▸ GIVEN TEXT

Gov. Kelly Ayotte has vetoed a bill to allow transgender people to be excluded from restrooms, locker rooms, jails, and other spaces that don’t match their sex at birth.
“I vetoed a nearly identical bill to this one last year,” Ayotte, a Republican, said in a statement announcing the veto Friday. “I made it clear this issue needed to be addressed in a thoughtful, narrow way that protects the privacy, safety, and rights of all Granite Staters. Unfortunately, there is minimal difference between Senate Bill 268 and the bill I vetoed last year, which Governor Sununu vetoed the year prior.”
Like 2025’s House Bill 148 and 2024’s House Bill 396, the Republican-backed Senate Bill 268 sought to create exceptions to the state’s antidiscrimination law, which was enacted in 2018 and protects people from discrimination on the basis of “gender identity” and other characteristics. In addition to allowing businesses and organizations to separate restrooms, locker rooms, and jails by sex at birth rather than self-expressed gender identity, the bills would’ve allowed schools to keep transgender girls off boys sports teams and vice versa.
In 2025, Ayotte endorsed some of the conservative lawmakers’ goals, but ultimately vetoed the legislation on the grounds that it was impractical.
“I believe there are important and legitimate privacy and safety concerns raised by biological males using places such as female locker rooms and being placed in female correctional facilities,” Ayotte wrote at the time. “At the same time, I see that House Bill 148 is overly broad and impractical to enforce, potentially creating an exclusionary environment for some of our citizens.”
In December, conservatives failed to garner the votes necessary to override the governor’s veto.
Former Gov. Chris Sununu vetoed another similar bill in the final year of his tenure. Sununu, also a Republican, wrote in 2024 as he vetoed HB 396 that the bill “runs contrary to New Hampshire’s Live Free or Die spirit,” and “seeks to solve problems that have not presented themselves.” The Legislature also failed to overturn that veto.

▸ DATA UNDER STUDY
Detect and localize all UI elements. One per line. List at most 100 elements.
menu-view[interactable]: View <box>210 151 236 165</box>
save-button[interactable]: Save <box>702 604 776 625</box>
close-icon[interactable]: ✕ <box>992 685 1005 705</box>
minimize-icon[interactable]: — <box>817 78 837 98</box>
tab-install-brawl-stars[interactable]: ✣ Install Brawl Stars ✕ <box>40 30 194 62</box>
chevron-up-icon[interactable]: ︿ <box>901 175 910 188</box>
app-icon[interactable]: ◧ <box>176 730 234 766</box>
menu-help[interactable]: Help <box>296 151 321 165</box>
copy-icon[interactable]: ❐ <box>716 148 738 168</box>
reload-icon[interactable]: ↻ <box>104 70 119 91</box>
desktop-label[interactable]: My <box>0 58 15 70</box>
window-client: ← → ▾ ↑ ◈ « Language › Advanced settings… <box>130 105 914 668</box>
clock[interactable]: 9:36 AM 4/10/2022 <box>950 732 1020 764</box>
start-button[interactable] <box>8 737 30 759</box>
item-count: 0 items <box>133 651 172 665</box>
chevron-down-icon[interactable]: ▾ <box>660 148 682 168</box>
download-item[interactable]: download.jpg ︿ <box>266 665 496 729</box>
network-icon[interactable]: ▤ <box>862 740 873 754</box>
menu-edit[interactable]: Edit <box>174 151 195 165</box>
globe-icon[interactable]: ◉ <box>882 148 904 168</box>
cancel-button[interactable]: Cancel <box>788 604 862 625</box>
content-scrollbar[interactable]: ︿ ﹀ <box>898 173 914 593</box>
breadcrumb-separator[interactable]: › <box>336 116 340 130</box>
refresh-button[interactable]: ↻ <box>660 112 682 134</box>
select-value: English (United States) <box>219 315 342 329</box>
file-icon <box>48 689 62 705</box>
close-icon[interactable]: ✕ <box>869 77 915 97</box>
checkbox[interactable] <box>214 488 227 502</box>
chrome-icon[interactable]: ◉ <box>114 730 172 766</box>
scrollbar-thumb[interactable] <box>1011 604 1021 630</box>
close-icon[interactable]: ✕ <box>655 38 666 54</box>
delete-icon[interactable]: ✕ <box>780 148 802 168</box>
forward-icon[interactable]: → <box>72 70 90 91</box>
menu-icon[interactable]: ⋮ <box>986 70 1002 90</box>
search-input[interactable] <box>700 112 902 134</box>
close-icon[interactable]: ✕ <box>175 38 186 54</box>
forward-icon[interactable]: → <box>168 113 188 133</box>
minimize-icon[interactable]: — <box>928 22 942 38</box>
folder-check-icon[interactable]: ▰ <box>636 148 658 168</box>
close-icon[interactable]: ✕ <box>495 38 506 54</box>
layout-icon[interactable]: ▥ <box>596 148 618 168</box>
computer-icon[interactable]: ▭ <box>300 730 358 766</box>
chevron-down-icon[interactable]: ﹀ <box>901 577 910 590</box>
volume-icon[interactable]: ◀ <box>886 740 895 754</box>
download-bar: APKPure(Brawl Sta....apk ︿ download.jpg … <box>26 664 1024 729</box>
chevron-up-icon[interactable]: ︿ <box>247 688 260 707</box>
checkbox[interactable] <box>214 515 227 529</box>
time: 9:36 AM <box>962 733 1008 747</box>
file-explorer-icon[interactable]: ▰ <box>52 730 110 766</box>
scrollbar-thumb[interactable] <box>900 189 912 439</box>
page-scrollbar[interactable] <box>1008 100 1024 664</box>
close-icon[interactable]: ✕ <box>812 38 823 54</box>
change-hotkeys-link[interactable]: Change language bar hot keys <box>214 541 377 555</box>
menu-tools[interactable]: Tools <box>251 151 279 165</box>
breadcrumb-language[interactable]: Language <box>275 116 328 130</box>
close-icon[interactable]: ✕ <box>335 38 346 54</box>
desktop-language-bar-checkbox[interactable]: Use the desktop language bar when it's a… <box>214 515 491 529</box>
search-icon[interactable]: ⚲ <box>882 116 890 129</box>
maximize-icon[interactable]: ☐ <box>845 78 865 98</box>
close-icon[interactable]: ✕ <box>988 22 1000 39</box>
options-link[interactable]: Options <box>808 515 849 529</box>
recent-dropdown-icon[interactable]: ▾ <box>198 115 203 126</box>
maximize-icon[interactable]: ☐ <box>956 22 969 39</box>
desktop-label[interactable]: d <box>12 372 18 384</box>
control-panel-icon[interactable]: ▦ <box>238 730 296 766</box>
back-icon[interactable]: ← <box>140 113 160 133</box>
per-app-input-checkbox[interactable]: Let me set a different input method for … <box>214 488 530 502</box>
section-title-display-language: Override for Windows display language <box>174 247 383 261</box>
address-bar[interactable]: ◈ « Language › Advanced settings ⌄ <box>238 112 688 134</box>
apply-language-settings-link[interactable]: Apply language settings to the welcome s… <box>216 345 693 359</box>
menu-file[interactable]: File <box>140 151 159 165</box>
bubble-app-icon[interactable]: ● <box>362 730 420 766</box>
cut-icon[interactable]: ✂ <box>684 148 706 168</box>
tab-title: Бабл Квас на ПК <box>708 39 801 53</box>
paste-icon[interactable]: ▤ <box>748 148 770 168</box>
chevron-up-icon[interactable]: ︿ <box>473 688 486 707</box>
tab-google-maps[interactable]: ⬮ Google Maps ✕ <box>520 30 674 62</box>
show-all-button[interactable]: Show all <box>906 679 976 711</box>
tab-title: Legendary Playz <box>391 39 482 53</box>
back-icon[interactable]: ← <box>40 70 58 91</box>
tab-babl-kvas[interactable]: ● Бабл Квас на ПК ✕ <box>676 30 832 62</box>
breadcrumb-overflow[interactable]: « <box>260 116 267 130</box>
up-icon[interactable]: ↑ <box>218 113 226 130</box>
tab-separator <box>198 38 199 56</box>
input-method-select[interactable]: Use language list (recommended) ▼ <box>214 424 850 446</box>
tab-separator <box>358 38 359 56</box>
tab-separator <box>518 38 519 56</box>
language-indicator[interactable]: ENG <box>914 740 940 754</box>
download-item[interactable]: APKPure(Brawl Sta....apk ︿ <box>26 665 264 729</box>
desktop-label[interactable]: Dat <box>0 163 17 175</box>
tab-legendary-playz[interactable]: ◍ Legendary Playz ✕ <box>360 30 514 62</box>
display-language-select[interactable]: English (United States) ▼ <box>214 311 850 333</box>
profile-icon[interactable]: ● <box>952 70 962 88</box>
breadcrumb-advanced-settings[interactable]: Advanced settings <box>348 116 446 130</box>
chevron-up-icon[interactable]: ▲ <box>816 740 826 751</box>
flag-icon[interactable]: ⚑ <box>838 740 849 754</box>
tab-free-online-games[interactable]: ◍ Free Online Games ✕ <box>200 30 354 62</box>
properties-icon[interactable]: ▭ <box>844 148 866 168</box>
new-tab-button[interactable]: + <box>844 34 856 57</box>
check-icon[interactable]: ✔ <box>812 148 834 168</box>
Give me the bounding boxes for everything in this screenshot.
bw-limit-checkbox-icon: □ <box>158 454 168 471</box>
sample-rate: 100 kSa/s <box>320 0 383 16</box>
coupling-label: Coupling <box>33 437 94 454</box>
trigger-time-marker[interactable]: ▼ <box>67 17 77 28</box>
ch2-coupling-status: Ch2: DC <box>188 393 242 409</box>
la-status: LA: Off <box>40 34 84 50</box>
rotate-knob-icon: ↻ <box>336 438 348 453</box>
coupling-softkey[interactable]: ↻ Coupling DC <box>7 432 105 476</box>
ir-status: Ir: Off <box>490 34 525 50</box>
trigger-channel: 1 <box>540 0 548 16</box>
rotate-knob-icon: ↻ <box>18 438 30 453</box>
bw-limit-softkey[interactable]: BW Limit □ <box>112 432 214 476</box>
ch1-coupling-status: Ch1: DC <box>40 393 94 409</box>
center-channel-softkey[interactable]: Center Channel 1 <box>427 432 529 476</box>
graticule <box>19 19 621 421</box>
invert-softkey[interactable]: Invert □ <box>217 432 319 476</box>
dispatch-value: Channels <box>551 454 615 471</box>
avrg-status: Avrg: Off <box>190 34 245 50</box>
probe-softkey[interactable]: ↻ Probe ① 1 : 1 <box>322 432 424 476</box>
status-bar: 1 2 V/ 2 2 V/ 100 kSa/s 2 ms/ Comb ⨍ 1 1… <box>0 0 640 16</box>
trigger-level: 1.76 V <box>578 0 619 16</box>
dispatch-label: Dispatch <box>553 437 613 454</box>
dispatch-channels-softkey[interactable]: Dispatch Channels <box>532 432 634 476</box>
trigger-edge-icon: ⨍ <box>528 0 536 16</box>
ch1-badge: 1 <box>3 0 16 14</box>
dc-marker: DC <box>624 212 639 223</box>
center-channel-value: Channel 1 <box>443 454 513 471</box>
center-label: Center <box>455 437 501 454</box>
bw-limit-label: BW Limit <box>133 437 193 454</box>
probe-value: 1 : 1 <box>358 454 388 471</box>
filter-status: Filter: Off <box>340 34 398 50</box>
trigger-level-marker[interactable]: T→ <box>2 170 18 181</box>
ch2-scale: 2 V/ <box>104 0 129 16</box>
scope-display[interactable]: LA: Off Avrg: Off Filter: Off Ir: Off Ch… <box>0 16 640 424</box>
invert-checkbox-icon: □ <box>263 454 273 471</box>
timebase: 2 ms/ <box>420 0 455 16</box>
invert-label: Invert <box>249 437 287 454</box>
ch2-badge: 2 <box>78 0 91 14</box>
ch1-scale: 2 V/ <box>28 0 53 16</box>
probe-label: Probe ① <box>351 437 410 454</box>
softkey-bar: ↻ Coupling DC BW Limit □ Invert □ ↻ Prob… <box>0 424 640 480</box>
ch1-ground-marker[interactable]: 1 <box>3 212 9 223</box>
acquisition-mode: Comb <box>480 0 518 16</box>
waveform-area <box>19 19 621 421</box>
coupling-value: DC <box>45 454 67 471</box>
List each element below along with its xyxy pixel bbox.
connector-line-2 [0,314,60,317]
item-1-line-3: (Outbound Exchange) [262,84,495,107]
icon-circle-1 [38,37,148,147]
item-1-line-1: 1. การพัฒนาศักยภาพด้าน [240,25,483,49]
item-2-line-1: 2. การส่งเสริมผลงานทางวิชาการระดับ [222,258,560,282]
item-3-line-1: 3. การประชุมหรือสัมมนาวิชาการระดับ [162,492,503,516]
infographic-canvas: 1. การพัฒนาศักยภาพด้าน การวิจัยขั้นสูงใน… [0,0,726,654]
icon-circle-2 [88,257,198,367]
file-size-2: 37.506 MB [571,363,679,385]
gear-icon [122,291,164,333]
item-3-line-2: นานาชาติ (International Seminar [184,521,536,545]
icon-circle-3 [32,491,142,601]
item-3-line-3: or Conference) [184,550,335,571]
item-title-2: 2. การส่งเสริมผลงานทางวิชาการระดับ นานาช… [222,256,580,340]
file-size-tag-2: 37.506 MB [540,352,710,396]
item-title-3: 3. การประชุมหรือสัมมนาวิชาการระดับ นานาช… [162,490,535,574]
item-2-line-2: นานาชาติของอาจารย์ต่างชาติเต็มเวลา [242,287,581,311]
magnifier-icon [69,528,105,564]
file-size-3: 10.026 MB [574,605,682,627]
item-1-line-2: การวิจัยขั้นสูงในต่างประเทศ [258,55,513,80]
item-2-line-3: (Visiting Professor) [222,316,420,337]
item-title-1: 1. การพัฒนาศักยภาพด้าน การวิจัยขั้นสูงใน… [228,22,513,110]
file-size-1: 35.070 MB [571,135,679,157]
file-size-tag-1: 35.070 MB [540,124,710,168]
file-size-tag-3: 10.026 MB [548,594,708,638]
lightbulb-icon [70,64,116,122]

▸ ACTIVITY
Render into Spanish this sentence from the article on the governor's veto above: "The Legislature also failed to overturn that veto."

▸ ANSWER FOR THIS EXERCISE
La Legislatura tampoco logró anular ese veto.